→ What you need to do:
Copy out every line that contains the word "Statement".

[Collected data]
━━━━━━━━
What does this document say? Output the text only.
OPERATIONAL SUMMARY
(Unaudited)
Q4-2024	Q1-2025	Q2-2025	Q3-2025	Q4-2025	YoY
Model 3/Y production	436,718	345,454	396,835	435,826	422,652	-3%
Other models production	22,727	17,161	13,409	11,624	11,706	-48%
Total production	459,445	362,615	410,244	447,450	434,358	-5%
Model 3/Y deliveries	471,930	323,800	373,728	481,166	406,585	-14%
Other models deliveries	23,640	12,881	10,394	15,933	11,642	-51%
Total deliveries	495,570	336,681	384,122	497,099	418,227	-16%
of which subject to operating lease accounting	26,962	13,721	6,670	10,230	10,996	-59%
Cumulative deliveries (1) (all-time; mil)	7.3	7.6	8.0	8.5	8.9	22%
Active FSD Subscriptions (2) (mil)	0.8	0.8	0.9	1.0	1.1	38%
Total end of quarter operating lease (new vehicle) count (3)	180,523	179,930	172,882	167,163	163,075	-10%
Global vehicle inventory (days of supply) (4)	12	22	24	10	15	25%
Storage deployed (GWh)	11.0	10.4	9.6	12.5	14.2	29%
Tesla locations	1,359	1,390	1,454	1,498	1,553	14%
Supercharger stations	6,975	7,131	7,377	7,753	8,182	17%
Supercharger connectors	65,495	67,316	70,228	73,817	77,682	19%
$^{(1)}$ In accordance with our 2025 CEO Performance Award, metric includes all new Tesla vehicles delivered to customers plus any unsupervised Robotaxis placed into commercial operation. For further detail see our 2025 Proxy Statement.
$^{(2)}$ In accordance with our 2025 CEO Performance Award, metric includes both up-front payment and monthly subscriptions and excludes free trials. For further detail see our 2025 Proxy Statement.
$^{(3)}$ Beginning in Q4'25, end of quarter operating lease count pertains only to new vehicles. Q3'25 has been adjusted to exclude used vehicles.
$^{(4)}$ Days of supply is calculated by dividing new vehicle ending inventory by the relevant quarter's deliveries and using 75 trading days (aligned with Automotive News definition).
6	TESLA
━━━━━━━━
→ Full answer:
$^{(1)}$ In accordance with our 2025 CEO Performance Award, metric includes all new Tesla vehicles delivered to customers plus any unsupervised Robotaxis placed into commercial operation. For further detail see our 2025 Proxy Statement.
$^{(2)}$ In accordance with our 2025 CEO Performance Award, metric includes both up-front payment and monthly subscriptions and excludes free trials. For further detail see our 2025 Proxy Statement.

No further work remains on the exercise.